> **Dataset items**:
========================================
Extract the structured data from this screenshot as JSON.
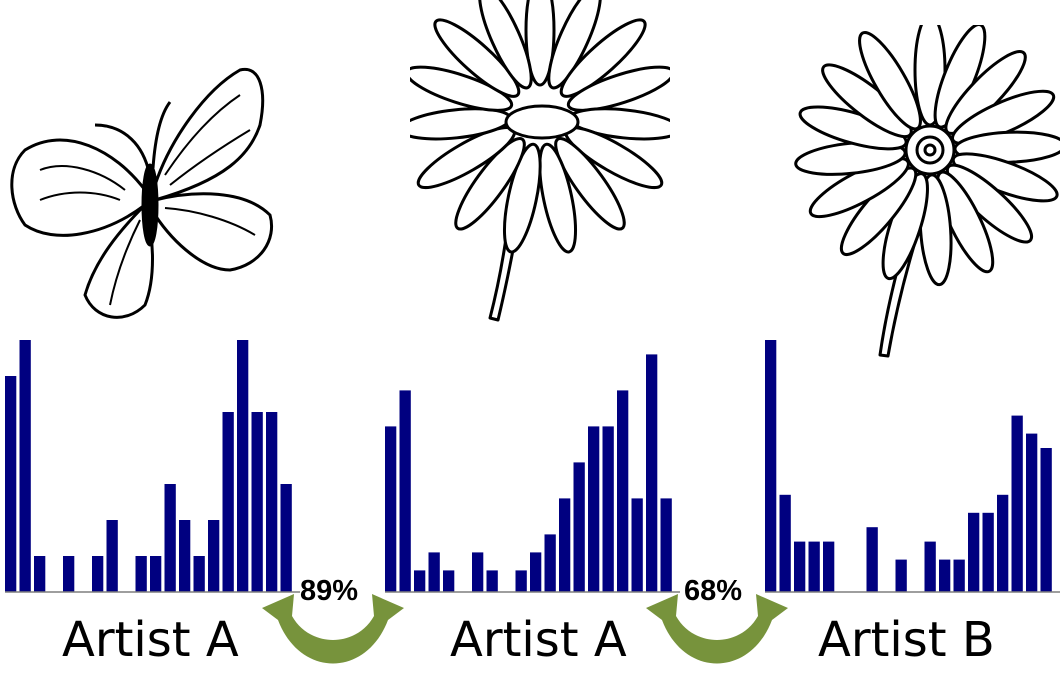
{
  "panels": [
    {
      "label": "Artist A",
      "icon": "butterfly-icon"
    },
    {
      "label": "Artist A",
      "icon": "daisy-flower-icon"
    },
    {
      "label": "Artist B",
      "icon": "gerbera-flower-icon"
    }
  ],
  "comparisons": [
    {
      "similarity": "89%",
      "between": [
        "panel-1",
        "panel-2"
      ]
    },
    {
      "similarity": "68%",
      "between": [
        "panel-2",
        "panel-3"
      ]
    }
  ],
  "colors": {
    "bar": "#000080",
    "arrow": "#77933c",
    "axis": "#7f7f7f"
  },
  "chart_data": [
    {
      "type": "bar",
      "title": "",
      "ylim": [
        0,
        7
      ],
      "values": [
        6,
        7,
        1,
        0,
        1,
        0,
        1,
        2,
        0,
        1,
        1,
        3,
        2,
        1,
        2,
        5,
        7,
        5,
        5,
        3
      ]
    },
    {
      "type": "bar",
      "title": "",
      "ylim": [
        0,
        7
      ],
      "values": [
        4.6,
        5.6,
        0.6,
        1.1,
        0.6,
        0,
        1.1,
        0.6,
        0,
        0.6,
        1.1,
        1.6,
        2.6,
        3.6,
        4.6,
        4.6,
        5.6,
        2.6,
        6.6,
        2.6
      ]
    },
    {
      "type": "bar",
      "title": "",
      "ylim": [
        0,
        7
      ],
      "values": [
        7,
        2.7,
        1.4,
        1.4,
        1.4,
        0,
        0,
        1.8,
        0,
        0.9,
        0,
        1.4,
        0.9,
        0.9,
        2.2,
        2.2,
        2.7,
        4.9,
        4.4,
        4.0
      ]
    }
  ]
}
========================================
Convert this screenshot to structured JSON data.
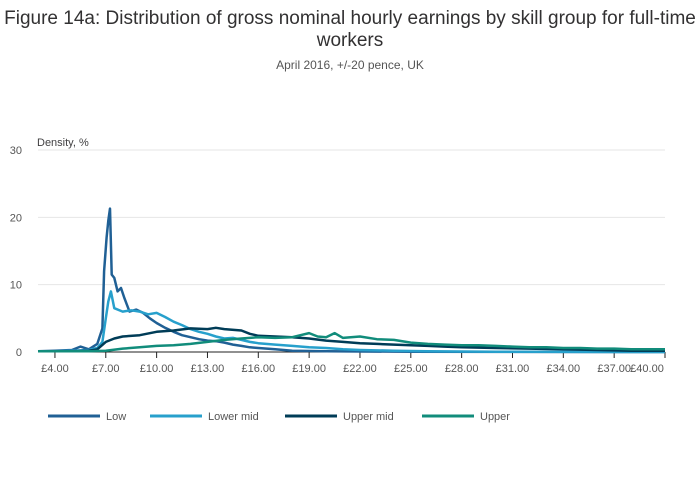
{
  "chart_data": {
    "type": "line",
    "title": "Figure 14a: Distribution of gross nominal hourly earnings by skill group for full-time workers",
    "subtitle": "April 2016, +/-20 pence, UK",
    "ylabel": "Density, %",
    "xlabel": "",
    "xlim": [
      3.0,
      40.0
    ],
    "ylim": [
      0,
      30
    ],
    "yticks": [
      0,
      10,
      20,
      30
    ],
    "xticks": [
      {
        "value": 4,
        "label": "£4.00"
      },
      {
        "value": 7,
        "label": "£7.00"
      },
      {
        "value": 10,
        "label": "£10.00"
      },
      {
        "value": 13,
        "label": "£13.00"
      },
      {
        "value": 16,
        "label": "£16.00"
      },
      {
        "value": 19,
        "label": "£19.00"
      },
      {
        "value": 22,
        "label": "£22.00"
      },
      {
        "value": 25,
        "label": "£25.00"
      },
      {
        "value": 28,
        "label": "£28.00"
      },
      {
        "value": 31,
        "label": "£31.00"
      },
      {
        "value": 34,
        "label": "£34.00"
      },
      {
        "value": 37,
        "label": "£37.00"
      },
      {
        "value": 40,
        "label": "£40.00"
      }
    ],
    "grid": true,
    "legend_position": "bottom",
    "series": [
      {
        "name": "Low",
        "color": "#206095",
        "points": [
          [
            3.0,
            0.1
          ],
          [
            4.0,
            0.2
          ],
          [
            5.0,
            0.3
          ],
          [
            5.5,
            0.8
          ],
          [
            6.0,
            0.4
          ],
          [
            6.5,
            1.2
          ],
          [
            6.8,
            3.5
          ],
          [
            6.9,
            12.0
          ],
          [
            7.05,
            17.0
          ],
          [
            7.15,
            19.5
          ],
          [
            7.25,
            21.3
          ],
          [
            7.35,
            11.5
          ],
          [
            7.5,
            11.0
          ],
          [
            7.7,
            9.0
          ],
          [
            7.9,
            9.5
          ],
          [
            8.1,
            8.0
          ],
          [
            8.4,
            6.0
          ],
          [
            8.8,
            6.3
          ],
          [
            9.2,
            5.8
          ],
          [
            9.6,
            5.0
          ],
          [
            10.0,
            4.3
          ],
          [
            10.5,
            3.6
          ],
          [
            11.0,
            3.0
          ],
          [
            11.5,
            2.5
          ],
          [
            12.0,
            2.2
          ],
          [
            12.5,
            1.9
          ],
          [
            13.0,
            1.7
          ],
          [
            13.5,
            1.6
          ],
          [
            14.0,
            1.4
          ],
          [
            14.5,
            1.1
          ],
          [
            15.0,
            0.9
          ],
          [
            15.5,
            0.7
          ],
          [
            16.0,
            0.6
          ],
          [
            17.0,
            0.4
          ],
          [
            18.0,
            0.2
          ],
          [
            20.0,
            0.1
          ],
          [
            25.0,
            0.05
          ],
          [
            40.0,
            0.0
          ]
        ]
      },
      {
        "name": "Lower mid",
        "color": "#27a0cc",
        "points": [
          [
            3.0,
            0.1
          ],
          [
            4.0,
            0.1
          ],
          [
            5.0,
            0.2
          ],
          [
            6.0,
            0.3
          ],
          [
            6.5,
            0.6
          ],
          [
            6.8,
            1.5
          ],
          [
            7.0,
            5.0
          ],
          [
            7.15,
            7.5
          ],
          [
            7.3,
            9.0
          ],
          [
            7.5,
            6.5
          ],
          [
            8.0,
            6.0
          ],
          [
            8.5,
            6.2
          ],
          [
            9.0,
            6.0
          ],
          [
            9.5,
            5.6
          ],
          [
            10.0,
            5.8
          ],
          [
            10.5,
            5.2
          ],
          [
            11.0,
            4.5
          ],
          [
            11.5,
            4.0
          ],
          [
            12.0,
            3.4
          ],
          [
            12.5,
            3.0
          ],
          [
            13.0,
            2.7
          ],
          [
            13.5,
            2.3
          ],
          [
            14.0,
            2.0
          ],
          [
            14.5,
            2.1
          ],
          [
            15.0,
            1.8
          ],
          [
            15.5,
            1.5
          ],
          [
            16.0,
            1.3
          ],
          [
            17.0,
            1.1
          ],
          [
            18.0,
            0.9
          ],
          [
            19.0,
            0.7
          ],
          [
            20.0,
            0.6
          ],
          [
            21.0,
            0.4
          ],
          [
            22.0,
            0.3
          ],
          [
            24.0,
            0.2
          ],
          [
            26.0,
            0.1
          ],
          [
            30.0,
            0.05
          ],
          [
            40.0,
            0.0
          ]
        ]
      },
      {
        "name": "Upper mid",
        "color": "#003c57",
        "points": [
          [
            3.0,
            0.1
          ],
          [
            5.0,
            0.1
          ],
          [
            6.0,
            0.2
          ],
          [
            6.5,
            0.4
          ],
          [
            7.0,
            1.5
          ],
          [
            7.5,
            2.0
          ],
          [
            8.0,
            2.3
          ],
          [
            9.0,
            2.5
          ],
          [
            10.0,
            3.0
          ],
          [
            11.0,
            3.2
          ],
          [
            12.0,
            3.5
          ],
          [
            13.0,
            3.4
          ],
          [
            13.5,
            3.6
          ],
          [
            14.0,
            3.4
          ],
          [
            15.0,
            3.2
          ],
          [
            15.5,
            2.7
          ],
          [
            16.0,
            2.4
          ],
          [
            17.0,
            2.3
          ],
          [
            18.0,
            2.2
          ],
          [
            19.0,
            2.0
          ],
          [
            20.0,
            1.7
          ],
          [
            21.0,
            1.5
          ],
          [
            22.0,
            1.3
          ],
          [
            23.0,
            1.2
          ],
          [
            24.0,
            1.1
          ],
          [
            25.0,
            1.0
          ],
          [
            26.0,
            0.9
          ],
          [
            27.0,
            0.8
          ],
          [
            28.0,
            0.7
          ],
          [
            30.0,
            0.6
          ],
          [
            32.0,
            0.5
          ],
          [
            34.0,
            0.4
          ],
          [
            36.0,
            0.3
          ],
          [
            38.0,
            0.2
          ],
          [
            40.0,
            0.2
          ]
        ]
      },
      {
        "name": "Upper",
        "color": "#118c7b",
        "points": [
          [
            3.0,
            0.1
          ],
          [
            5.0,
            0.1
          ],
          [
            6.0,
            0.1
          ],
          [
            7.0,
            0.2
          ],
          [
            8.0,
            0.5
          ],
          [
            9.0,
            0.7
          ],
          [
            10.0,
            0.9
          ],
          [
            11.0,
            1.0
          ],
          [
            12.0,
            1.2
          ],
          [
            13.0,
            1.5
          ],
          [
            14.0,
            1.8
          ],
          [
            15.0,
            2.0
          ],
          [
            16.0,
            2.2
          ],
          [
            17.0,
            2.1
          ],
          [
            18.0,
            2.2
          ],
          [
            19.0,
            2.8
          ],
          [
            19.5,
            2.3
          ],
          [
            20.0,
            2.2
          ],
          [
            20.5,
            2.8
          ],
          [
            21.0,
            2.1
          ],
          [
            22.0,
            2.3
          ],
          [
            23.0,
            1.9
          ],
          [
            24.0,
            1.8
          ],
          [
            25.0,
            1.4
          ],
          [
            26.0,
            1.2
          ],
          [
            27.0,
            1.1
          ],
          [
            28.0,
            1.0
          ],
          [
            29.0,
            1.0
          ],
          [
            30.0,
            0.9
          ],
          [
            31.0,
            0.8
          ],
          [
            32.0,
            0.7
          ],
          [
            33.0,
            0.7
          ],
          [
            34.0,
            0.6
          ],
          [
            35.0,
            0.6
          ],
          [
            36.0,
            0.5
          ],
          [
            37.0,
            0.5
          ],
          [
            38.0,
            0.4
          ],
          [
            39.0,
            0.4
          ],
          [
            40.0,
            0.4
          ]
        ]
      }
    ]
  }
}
========================================
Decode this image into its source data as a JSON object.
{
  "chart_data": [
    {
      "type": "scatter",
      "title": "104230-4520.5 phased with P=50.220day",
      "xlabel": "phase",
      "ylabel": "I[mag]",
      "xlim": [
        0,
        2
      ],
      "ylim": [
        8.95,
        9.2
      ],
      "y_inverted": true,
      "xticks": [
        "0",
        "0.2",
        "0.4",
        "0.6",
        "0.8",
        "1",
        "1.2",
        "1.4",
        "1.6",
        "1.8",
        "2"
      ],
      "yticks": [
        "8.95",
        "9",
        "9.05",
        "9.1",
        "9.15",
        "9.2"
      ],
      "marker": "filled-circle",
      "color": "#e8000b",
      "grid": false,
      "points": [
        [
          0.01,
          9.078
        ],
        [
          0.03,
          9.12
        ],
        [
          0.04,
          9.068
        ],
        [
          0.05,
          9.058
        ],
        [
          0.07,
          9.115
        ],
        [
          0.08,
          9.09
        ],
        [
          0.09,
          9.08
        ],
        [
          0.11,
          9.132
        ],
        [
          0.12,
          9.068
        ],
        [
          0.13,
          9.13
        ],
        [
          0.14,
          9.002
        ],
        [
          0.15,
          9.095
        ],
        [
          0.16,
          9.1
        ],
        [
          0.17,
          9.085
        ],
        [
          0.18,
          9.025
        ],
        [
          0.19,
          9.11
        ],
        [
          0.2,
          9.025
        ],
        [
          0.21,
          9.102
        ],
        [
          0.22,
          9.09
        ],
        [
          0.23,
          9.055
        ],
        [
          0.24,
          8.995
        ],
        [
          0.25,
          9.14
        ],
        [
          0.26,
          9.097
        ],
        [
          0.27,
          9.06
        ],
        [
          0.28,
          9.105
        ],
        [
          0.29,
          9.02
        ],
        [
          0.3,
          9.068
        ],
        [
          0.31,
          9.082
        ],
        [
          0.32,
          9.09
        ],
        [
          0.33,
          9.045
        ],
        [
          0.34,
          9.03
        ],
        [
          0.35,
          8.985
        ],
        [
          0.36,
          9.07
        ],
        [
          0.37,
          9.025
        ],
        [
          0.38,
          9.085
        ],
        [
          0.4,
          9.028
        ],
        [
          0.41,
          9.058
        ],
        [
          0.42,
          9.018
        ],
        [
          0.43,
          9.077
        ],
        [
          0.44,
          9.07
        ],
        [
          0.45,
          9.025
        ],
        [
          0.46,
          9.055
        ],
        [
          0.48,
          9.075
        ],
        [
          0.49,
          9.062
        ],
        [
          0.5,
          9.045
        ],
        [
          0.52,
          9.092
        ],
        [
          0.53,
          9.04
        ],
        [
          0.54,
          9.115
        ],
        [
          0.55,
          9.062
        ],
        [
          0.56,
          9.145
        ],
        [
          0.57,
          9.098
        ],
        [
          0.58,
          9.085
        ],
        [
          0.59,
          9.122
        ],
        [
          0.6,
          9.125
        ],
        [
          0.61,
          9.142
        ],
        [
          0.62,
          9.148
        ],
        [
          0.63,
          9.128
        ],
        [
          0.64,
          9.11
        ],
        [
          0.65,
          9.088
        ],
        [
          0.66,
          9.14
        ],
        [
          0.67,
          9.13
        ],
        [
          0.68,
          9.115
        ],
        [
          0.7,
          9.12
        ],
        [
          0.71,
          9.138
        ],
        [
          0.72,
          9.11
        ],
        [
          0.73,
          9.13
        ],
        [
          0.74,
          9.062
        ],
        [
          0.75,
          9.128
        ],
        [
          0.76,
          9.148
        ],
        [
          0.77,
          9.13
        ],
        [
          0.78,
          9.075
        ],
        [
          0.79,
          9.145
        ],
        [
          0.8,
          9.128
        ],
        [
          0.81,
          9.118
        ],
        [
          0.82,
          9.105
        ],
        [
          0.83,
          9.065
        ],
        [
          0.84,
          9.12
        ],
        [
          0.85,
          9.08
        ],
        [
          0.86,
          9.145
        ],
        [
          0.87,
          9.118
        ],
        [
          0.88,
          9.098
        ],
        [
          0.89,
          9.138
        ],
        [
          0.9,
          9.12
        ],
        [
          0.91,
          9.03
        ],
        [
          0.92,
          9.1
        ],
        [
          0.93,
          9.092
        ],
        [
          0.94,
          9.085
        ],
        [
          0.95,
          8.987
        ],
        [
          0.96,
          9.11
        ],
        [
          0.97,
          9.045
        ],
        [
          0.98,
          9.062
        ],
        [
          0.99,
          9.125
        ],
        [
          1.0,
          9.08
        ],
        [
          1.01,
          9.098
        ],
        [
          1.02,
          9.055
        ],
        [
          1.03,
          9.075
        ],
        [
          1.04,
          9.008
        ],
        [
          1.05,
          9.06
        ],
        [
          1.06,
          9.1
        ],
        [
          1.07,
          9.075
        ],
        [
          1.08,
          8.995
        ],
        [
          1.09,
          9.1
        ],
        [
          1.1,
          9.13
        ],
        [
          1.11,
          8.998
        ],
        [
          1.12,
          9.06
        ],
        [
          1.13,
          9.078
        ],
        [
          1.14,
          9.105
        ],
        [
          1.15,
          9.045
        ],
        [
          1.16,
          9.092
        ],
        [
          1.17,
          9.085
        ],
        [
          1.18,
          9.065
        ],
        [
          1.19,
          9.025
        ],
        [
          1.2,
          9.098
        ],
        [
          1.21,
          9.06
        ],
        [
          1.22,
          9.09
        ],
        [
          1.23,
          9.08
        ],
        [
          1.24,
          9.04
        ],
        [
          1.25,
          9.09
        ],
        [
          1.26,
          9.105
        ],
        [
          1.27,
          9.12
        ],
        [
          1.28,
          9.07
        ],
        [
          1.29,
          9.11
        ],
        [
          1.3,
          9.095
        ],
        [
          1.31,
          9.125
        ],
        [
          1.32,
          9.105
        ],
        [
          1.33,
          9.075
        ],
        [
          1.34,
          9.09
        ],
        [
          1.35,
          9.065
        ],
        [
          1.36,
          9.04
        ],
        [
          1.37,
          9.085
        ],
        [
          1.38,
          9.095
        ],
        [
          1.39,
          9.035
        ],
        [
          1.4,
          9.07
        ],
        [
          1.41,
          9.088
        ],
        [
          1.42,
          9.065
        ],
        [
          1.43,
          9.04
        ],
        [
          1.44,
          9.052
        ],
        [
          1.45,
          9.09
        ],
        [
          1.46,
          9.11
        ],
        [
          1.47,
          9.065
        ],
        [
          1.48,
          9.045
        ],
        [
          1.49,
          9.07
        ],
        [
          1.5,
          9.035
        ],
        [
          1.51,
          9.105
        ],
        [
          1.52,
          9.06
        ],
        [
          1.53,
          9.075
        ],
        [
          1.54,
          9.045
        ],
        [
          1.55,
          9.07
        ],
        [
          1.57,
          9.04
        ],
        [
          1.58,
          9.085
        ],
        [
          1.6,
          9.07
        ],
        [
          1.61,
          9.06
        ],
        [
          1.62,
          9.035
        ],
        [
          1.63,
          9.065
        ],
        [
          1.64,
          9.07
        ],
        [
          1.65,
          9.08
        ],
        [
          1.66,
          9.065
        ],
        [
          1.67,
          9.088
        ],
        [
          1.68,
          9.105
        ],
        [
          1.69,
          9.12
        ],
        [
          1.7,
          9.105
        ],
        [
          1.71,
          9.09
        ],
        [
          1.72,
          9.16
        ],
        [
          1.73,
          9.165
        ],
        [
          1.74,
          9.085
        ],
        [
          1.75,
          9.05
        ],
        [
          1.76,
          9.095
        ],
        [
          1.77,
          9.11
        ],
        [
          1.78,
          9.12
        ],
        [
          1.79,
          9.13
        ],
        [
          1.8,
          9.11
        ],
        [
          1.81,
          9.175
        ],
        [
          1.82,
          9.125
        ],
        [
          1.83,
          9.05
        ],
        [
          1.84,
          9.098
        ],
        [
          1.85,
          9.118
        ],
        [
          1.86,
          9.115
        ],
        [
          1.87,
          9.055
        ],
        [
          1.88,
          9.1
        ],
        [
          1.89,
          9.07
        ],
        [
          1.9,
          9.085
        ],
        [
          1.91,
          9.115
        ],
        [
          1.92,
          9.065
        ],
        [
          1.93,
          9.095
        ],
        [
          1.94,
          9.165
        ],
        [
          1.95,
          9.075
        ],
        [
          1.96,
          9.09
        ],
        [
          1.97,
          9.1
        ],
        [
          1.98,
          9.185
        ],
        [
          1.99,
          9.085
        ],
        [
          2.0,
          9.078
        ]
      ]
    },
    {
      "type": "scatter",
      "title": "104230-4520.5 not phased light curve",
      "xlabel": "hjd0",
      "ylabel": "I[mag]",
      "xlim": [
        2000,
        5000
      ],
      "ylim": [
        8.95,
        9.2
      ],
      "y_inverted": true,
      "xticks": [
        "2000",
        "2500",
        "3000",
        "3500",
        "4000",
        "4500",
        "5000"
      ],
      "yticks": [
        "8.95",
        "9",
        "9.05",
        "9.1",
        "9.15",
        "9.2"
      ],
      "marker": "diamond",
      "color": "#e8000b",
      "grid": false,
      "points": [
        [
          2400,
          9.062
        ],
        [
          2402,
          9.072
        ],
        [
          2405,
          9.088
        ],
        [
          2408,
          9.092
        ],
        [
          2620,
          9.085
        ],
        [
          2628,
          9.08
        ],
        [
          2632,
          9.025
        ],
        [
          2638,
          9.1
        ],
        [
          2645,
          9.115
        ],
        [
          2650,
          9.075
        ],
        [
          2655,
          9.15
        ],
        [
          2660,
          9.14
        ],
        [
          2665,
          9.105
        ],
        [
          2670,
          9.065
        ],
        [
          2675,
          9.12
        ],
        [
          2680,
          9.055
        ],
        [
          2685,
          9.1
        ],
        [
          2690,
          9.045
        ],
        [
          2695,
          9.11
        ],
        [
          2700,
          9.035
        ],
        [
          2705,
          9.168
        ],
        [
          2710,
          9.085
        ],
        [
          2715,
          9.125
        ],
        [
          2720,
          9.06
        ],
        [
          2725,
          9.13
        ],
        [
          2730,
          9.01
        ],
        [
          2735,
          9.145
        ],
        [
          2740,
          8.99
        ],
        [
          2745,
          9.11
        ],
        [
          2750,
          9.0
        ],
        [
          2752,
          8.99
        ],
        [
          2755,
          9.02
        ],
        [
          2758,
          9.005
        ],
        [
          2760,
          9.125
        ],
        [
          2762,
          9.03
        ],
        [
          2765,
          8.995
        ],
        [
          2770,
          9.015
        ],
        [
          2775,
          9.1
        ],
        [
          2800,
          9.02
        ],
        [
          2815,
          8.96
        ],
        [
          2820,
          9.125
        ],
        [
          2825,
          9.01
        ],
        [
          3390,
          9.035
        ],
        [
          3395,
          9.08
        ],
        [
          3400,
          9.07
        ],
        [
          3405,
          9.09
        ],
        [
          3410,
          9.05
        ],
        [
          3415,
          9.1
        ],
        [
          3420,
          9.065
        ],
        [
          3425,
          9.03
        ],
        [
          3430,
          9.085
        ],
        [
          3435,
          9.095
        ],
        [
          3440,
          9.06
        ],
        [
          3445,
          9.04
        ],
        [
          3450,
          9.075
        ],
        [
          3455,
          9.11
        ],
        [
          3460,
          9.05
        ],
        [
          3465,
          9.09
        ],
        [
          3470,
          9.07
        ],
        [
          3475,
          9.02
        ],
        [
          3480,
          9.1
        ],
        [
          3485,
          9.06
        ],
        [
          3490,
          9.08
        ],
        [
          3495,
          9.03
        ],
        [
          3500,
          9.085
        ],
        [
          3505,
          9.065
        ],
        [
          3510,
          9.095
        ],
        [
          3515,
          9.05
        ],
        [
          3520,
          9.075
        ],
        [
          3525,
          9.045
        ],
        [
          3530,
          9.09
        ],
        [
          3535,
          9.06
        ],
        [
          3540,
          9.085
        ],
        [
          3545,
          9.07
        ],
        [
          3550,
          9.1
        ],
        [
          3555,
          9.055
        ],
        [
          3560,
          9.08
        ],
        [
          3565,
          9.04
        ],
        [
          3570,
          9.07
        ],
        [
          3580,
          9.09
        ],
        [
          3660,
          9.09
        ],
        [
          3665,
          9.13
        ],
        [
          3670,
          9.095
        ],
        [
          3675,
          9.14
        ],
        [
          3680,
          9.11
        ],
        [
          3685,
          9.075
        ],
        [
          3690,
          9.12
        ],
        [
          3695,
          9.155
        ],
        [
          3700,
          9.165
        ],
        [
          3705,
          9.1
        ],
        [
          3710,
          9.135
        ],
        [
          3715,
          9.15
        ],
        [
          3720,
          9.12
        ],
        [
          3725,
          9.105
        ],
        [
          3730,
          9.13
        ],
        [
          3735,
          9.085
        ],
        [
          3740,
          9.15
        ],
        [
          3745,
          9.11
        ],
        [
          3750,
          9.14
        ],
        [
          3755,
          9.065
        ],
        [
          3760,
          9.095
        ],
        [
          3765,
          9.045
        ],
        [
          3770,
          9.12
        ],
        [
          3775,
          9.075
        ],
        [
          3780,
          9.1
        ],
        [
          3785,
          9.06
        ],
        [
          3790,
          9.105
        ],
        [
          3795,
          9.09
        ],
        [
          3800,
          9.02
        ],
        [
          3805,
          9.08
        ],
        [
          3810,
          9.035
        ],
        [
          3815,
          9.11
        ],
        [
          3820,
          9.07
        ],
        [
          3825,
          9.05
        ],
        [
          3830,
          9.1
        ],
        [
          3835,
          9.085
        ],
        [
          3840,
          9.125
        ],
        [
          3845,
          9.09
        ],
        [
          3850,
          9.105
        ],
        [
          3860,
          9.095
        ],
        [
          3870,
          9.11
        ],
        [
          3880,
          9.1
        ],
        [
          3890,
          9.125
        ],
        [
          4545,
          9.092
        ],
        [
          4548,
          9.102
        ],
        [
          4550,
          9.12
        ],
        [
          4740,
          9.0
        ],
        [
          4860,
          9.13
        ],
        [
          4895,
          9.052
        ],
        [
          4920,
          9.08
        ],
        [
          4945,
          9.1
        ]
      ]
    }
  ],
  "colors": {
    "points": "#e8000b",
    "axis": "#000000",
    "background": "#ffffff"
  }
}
========================================
> **What to produce**: Give the number of lines above in which the word "name" occurs, with nothing else.

> **Worked answer**: 4